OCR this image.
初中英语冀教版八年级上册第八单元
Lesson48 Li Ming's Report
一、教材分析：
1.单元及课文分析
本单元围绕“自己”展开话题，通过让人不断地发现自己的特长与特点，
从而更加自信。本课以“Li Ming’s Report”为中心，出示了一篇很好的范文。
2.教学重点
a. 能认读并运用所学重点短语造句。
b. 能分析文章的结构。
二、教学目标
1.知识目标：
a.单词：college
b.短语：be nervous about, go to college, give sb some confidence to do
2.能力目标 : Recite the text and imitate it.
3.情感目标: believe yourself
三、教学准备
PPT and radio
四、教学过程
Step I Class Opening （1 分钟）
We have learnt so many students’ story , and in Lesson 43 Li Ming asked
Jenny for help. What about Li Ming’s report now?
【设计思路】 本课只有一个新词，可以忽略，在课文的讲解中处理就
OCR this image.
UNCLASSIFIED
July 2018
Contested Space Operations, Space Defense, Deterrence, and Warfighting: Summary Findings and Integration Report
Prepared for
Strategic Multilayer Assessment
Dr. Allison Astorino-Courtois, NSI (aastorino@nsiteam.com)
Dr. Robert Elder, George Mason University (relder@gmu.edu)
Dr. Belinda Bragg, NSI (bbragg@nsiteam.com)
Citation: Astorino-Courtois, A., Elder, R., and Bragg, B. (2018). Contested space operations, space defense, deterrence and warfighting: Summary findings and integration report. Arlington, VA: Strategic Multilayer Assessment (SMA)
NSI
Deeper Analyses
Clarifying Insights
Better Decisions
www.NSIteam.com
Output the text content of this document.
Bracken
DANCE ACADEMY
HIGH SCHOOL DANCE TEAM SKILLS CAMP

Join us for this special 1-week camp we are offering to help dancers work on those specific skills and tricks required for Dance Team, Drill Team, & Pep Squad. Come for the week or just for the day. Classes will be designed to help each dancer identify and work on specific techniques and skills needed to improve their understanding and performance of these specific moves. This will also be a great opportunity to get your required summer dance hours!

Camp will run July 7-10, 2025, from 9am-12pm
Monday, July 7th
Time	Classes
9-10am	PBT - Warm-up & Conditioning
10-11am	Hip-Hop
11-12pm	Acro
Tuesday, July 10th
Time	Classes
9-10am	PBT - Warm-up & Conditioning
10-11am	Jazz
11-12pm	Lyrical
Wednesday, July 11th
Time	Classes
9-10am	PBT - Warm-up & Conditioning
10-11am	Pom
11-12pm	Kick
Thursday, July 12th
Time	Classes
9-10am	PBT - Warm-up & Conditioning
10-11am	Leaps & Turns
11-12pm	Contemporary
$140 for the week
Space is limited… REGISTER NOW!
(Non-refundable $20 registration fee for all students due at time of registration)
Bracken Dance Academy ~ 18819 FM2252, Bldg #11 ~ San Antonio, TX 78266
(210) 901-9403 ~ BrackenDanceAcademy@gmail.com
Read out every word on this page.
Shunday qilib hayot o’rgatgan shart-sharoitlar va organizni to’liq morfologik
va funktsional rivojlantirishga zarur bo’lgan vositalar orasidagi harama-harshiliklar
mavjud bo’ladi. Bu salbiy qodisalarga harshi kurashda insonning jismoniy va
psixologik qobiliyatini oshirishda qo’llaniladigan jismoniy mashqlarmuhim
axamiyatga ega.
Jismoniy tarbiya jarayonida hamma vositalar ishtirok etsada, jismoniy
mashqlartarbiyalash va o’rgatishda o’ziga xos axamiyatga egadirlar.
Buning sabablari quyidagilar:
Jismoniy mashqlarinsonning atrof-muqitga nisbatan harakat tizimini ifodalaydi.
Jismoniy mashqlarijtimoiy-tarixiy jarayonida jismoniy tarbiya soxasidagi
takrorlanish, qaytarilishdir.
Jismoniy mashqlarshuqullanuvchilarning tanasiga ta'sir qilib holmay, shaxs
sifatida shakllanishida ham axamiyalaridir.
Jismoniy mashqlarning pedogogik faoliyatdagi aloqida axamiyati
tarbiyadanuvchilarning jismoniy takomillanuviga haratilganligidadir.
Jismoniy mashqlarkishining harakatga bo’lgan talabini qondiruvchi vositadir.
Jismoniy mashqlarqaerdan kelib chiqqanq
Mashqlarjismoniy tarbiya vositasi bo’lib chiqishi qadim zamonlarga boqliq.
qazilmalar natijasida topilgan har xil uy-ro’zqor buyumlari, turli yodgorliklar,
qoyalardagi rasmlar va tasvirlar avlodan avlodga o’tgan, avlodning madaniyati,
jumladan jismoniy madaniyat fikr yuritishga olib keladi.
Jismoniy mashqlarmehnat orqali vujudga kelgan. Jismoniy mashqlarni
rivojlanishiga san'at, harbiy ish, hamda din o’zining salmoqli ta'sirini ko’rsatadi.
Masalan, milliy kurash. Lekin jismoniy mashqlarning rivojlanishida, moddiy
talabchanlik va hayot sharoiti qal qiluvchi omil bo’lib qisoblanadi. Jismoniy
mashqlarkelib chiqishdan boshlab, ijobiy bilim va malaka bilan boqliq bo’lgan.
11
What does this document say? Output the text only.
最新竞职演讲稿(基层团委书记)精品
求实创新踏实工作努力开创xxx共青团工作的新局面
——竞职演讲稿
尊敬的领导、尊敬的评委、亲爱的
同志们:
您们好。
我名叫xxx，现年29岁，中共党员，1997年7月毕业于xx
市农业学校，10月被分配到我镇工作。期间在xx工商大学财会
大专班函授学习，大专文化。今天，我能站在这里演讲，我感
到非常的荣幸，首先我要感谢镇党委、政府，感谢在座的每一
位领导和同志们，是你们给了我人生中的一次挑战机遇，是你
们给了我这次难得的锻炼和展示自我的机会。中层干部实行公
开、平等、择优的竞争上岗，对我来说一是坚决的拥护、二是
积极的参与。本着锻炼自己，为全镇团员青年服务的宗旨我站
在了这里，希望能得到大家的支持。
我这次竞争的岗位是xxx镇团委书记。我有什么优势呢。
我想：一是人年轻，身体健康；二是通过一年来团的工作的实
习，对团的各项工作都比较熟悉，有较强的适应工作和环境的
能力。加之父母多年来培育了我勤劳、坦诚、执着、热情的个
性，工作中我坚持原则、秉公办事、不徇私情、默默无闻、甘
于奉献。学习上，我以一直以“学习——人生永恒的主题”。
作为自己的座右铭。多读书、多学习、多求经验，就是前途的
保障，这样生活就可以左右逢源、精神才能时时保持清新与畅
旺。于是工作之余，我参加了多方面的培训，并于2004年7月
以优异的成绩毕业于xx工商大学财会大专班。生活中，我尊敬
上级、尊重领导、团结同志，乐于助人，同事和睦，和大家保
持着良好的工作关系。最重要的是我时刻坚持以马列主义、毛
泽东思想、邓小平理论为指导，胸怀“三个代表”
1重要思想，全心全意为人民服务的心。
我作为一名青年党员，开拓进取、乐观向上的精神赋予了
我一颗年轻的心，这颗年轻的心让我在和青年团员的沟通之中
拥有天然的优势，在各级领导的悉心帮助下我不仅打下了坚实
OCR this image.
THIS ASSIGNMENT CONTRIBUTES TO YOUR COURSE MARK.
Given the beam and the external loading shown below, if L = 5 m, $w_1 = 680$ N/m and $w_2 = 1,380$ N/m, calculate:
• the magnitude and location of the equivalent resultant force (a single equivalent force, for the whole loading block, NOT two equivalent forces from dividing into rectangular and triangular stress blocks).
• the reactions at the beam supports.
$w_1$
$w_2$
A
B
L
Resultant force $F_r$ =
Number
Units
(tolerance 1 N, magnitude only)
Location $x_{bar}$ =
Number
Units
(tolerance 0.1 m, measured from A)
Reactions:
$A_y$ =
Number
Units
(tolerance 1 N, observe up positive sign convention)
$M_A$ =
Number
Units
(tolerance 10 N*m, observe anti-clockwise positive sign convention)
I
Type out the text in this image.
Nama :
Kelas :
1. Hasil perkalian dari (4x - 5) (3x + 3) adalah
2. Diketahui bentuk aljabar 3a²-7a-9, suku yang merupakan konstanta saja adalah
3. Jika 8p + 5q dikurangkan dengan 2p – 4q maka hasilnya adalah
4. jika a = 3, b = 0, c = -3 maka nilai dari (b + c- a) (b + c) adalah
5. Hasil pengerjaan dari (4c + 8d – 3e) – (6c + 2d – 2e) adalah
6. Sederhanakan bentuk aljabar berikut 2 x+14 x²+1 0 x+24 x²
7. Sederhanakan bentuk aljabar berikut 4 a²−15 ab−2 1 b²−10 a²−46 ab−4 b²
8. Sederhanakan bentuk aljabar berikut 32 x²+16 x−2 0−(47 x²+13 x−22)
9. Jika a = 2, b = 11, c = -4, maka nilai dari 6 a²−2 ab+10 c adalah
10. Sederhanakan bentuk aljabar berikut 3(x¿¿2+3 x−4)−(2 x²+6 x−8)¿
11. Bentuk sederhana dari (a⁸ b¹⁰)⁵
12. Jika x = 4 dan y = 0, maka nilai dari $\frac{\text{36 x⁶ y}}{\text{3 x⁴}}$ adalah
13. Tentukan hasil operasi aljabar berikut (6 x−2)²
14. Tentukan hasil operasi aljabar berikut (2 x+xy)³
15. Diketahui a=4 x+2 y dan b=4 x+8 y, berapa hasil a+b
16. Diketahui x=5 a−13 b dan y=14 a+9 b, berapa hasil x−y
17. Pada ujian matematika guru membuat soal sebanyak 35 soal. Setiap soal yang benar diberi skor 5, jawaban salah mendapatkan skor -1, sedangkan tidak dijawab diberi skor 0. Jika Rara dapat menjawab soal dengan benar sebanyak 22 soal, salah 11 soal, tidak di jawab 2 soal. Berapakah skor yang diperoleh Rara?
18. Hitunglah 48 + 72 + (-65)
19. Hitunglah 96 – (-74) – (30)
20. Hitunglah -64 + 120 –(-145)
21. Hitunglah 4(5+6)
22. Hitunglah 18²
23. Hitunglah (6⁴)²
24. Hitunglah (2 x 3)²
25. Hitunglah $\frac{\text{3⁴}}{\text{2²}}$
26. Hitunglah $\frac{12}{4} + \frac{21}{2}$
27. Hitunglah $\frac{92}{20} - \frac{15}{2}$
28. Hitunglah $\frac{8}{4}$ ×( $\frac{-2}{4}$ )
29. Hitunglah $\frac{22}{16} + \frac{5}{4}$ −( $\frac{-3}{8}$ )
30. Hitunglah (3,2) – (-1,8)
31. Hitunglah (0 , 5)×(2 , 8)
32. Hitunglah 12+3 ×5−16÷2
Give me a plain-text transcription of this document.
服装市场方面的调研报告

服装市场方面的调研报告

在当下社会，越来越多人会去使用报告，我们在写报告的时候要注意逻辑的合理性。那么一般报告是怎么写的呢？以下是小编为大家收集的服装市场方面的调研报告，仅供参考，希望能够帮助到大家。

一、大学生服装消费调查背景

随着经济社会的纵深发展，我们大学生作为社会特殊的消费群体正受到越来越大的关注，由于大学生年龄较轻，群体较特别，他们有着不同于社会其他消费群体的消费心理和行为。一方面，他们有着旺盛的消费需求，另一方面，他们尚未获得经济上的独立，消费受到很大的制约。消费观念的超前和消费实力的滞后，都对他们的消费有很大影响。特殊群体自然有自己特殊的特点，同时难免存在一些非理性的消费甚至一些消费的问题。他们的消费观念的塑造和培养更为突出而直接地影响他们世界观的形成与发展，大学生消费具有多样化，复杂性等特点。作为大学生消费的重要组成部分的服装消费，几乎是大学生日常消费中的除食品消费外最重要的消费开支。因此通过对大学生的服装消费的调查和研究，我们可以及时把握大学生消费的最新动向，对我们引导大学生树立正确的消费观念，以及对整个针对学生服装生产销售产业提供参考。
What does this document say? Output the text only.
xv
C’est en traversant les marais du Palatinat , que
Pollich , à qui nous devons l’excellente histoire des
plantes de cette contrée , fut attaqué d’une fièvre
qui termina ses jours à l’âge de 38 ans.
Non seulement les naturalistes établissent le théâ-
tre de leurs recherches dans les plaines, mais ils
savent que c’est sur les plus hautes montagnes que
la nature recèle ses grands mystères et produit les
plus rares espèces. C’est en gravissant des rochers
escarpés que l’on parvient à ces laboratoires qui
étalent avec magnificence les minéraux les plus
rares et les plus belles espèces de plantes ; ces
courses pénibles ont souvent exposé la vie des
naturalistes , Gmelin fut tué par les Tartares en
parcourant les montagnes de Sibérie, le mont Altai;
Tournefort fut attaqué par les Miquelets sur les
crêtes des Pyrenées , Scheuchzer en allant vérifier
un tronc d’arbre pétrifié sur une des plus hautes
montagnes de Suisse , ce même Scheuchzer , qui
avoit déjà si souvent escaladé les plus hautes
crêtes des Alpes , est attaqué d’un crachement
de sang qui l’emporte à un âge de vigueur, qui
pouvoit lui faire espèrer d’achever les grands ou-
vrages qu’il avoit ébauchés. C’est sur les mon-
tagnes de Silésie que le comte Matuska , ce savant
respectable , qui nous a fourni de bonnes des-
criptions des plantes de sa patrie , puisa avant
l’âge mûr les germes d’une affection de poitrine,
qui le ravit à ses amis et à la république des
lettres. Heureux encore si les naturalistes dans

Given exercise ->
Find the word "about" in the data and copy out each line where it turns up.

Completed task ->
b.短语：be nervous about, go to college, give sb some confidence to do
Jenny for help. What about Li Ming’s report now?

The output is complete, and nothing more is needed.